Lift out each line of the data that holds "title".

::::

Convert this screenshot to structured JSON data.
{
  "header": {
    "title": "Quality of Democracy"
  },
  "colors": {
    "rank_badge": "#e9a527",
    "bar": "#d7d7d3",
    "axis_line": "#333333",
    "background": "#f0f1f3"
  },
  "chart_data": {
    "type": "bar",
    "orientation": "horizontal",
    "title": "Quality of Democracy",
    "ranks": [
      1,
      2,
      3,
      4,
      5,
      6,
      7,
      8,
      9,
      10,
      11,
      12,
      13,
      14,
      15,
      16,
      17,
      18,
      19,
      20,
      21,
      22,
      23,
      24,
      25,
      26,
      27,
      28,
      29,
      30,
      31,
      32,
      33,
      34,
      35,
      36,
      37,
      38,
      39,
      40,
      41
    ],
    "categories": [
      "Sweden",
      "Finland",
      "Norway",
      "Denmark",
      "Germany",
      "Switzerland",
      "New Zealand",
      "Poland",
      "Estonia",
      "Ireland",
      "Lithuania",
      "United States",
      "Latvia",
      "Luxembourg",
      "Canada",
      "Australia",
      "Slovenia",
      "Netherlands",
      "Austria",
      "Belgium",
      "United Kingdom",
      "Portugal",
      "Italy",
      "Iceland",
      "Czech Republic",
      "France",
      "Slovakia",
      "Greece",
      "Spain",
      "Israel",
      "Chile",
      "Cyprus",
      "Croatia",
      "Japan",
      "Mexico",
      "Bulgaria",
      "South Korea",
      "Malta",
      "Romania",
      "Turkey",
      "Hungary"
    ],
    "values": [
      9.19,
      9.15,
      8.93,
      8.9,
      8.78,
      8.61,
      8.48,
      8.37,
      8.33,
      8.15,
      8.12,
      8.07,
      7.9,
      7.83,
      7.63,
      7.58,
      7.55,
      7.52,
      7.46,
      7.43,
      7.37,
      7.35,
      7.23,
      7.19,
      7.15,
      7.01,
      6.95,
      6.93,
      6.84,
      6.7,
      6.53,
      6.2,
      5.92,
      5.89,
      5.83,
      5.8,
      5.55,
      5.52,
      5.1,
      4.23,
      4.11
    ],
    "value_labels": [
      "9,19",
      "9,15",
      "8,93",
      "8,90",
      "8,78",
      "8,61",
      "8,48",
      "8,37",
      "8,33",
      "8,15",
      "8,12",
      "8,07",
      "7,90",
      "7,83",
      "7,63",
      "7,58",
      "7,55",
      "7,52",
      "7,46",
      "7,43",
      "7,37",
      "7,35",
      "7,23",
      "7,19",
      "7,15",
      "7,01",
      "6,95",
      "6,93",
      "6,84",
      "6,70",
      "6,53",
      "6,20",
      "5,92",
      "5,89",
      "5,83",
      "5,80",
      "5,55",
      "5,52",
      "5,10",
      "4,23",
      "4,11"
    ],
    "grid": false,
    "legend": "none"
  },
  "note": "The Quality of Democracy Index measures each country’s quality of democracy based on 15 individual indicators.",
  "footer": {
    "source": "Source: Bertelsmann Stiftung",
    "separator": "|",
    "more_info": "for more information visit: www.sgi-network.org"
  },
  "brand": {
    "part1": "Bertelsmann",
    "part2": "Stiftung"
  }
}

::::

◆ **Answer to the problem**
    "title": "Quality of Democracy"
    "title": "Quality of Democracy",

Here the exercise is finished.